[Stored data]

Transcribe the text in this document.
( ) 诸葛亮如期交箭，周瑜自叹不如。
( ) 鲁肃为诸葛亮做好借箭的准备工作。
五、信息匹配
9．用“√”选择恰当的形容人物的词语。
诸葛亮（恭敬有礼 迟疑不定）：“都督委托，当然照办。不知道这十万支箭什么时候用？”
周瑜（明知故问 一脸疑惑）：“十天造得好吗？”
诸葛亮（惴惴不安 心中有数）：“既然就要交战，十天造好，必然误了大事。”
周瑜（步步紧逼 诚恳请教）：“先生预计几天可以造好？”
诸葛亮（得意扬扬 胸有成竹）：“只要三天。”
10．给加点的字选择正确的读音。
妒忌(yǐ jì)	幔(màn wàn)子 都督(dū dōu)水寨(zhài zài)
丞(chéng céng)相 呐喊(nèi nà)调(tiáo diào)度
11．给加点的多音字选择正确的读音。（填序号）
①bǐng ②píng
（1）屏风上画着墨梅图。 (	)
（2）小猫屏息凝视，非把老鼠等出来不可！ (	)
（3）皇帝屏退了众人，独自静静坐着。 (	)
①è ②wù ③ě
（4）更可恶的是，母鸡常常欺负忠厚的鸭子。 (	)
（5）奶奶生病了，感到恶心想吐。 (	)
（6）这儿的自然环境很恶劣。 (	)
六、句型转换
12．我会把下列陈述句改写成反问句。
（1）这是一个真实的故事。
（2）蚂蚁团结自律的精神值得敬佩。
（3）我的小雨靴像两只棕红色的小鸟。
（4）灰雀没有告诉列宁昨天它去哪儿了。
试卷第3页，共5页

What the task requires: Write out the records shown above, exactly as they appear.

Task response:
Transcribe the text in this document.
( ) 诸葛亮如期交箭，周瑜自叹不如。
( ) 鲁肃为诸葛亮做好借箭的准备工作。
五、信息匹配
9．用“√”选择恰当的形容人物的词语。
诸葛亮（恭敬有礼 迟疑不定）：“都督委托，当然照办。不知道这十万支箭什么时候用？”
周瑜（明知故问 一脸疑惑）：“十天造得好吗？”
诸葛亮（惴惴不安 心中有数）：“既然就要交战，十天造好，必然误了大事。”
周瑜（步步紧逼 诚恳请教）：“先生预计几天可以造好？”
诸葛亮（得意扬扬 胸有成竹）：“只要三天。”
10．给加点的字选择正确的读音。
妒忌(yǐ jì)	幔(màn wàn)子 都督(dū dōu)水寨(zhài zài)
丞(chéng céng)相 呐喊(nèi nà)调(tiáo diào)度
11．给加点的多音字选择正确的读音。（填序号）
①bǐng ②píng
（1）屏风上画着墨梅图。 (	)
（2）小猫屏息凝视，非把老鼠等出来不可！ (	)
（3）皇帝屏退了众人，独自静静坐着。 (	)
①è ②wù ③ě
（4）更可恶的是，母鸡常常欺负忠厚的鸭子。 (	)
（5）奶奶生病了，感到恶心想吐。 (	)
（6）这儿的自然环境很恶劣。 (	)
六、句型转换
12．我会把下列陈述句改写成反问句。
（1）这是一个真实的故事。
（2）蚂蚁团结自律的精神值得敬佩。
（3）我的小雨靴像两只棕红色的小鸟。
（4）灰雀没有告诉列宁昨天它去哪儿了。
试卷第3页，共5页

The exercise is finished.